-- start of Record extracts --

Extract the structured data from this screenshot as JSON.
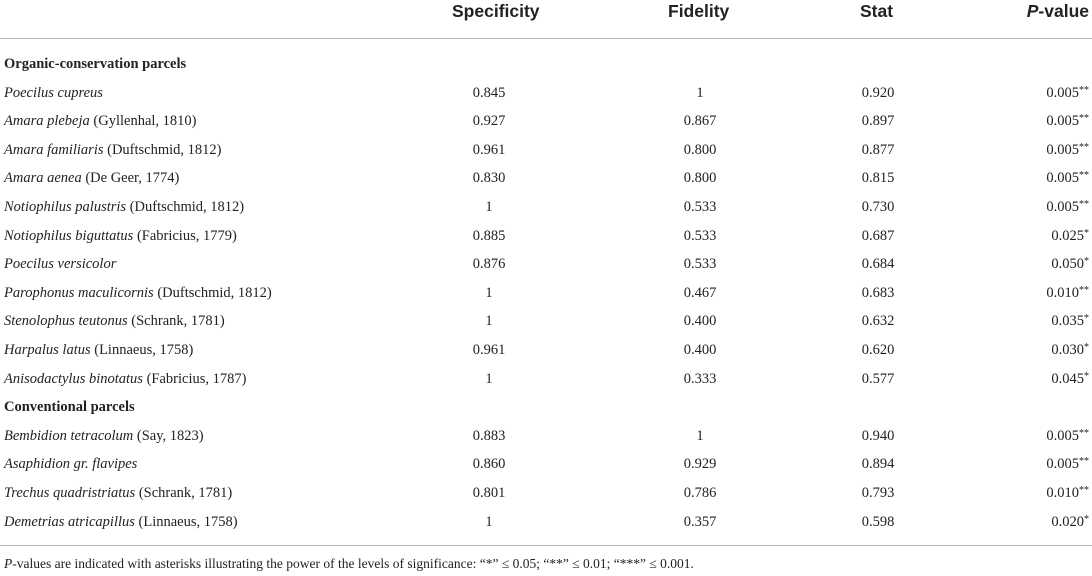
{
  "header": {
    "specificity": "Specificity",
    "fidelity": "Fidelity",
    "stat": "Stat",
    "pvalue_italic": "P",
    "pvalue_rest": "-value"
  },
  "sections": [
    {
      "title": "Organic-conservation parcels",
      "rows": [
        {
          "species": "Poecilus cupreus",
          "author": "",
          "specificity": "0.845",
          "fidelity": "1",
          "stat": "0.920",
          "pvalue": "0.005",
          "stars": "**"
        },
        {
          "species": "Amara plebeja",
          "author": " (Gyllenhal, 1810)",
          "specificity": "0.927",
          "fidelity": "0.867",
          "stat": "0.897",
          "pvalue": "0.005",
          "stars": "**"
        },
        {
          "species": "Amara familiaris",
          "author": " (Duftschmid, 1812)",
          "specificity": "0.961",
          "fidelity": "0.800",
          "stat": "0.877",
          "pvalue": "0.005",
          "stars": "**"
        },
        {
          "species": "Amara aenea",
          "author": " (De Geer, 1774)",
          "specificity": "0.830",
          "fidelity": "0.800",
          "stat": "0.815",
          "pvalue": "0.005",
          "stars": "**"
        },
        {
          "species": "Notiophilus palustris",
          "author": " (Duftschmid, 1812)",
          "specificity": "1",
          "fidelity": "0.533",
          "stat": "0.730",
          "pvalue": "0.005",
          "stars": "**"
        },
        {
          "species": "Notiophilus biguttatus",
          "author": " (Fabricius, 1779)",
          "specificity": "0.885",
          "fidelity": "0.533",
          "stat": "0.687",
          "pvalue": "0.025",
          "stars": "*"
        },
        {
          "species": "Poecilus versicolor",
          "author": "",
          "specificity": "0.876",
          "fidelity": "0.533",
          "stat": "0.684",
          "pvalue": "0.050",
          "stars": "*"
        },
        {
          "species": "Parophonus maculicornis",
          "author": " (Duftschmid, 1812)",
          "specificity": "1",
          "fidelity": "0.467",
          "stat": "0.683",
          "pvalue": "0.010",
          "stars": "**"
        },
        {
          "species": "Stenolophus teutonus",
          "author": " (Schrank, 1781)",
          "specificity": "1",
          "fidelity": "0.400",
          "stat": "0.632",
          "pvalue": "0.035",
          "stars": "*"
        },
        {
          "species": "Harpalus latus",
          "author": " (Linnaeus, 1758)",
          "specificity": "0.961",
          "fidelity": "0.400",
          "stat": "0.620",
          "pvalue": "0.030",
          "stars": "*"
        },
        {
          "species": "Anisodactylus binotatus",
          "author": " (Fabricius, 1787)",
          "specificity": "1",
          "fidelity": "0.333",
          "stat": "0.577",
          "pvalue": "0.045",
          "stars": "*"
        }
      ]
    },
    {
      "title": "Conventional parcels",
      "rows": [
        {
          "species": "Bembidion tetracolum",
          "author": " (Say, 1823)",
          "specificity": "0.883",
          "fidelity": "1",
          "stat": "0.940",
          "pvalue": "0.005",
          "stars": "**"
        },
        {
          "species": "Asaphidion gr. flavipes",
          "author": "",
          "specificity": "0.860",
          "fidelity": "0.929",
          "stat": "0.894",
          "pvalue": "0.005",
          "stars": "**"
        },
        {
          "species": "Trechus quadristriatus",
          "author": " (Schrank, 1781)",
          "specificity": "0.801",
          "fidelity": "0.786",
          "stat": "0.793",
          "pvalue": "0.010",
          "stars": "**"
        },
        {
          "species": "Demetrias atricapillus",
          "author": " (Linnaeus, 1758)",
          "specificity": "1",
          "fidelity": "0.357",
          "stat": "0.598",
          "pvalue": "0.020",
          "stars": "*"
        }
      ]
    }
  ],
  "footnote": {
    "italic": "P",
    "text": "-values are indicated with asterisks illustrating the power of the levels of significance: “*” ≤ 0.05; “**” ≤ 0.01; “***” ≤ 0.001."
  }
}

-- end of Record extracts --

**What is required**
An exact transcription of all the entries is required, without the pictures.

**Solution**
Extract the structured data from this screenshot as JSON.
{
  "header": {
    "specificity": "Specificity",
    "fidelity": "Fidelity",
    "stat": "Stat",
    "pvalue_italic": "P",
    "pvalue_rest": "-value"
  },
  "sections": [
    {
      "title": "Organic-conservation parcels",
      "rows": [
        {
          "species": "Poecilus cupreus",
          "author": "",
          "specificity": "0.845",
          "fidelity": "1",
          "stat": "0.920",
          "pvalue": "0.005",
          "stars": "**"
        },
        {
          "species": "Amara plebeja",
          "author": " (Gyllenhal, 1810)",
          "specificity": "0.927",
          "fidelity": "0.867",
          "stat": "0.897",
          "pvalue": "0.005",
          "stars": "**"
        },
        {
          "species": "Amara familiaris",
          "author": " (Duftschmid, 1812)",
          "specificity": "0.961",
          "fidelity": "0.800",
          "stat": "0.877",
          "pvalue": "0.005",
          "stars": "**"
        },
        {
          "species": "Amara aenea",
          "author": " (De Geer, 1774)",
          "specificity": "0.830",
          "fidelity": "0.800",
          "stat": "0.815",
          "pvalue": "0.005",
          "stars": "**"
        },
        {
          "species": "Notiophilus palustris",
          "author": " (Duftschmid, 1812)",
          "specificity": "1",
          "fidelity": "0.533",
          "stat": "0.730",
          "pvalue": "0.005",
          "stars": "**"
        },
        {
          "species": "Notiophilus biguttatus",
          "author": " (Fabricius, 1779)",
          "specificity": "0.885",
          "fidelity": "0.533",
          "stat": "0.687",
          "pvalue": "0.025",
          "stars": "*"
        },
        {
          "species": "Poecilus versicolor",
          "author": "",
          "specificity": "0.876",
          "fidelity": "0.533",
          "stat": "0.684",
          "pvalue": "0.050",
          "stars": "*"
        },
        {
          "species": "Parophonus maculicornis",
          "author": " (Duftschmid, 1812)",
          "specificity": "1",
          "fidelity": "0.467",
          "stat": "0.683",
          "pvalue": "0.010",
          "stars": "**"
        },
        {
          "species": "Stenolophus teutonus",
          "author": " (Schrank, 1781)",
          "specificity": "1",
          "fidelity": "0.400",
          "stat": "0.632",
          "pvalue": "0.035",
          "stars": "*"
        },
        {
          "species": "Harpalus latus",
          "author": " (Linnaeus, 1758)",
          "specificity": "0.961",
          "fidelity": "0.400",
          "stat": "0.620",
          "pvalue": "0.030",
          "stars": "*"
        },
        {
          "species": "Anisodactylus binotatus",
          "author": " (Fabricius, 1787)",
          "specificity": "1",
          "fidelity": "0.333",
          "stat": "0.577",
          "pvalue": "0.045",
          "stars": "*"
        }
      ]
    },
    {
      "title": "Conventional parcels",
      "rows": [
        {
          "species": "Bembidion tetracolum",
          "author": " (Say, 1823)",
          "specificity": "0.883",
          "fidelity": "1",
          "stat": "0.940",
          "pvalue": "0.005",
          "stars": "**"
        },
        {
          "species": "Asaphidion gr. flavipes",
          "author": "",
          "specificity": "0.860",
          "fidelity": "0.929",
          "stat": "0.894",
          "pvalue": "0.005",
          "stars": "**"
        },
        {
          "species": "Trechus quadristriatus",
          "author": " (Schrank, 1781)",
          "specificity": "0.801",
          "fidelity": "0.786",
          "stat": "0.793",
          "pvalue": "0.010",
          "stars": "**"
        },
        {
          "species": "Demetrias atricapillus",
          "author": " (Linnaeus, 1758)",
          "specificity": "1",
          "fidelity": "0.357",
          "stat": "0.598",
          "pvalue": "0.020",
          "stars": "*"
        }
      ]
    }
  ],
  "footnote": {
    "italic": "P",
    "text": "-values are indicated with asterisks illustrating the power of the levels of significance: “*” ≤ 0.05; “**” ≤ 0.01; “***” ≤ 0.001."
  }
}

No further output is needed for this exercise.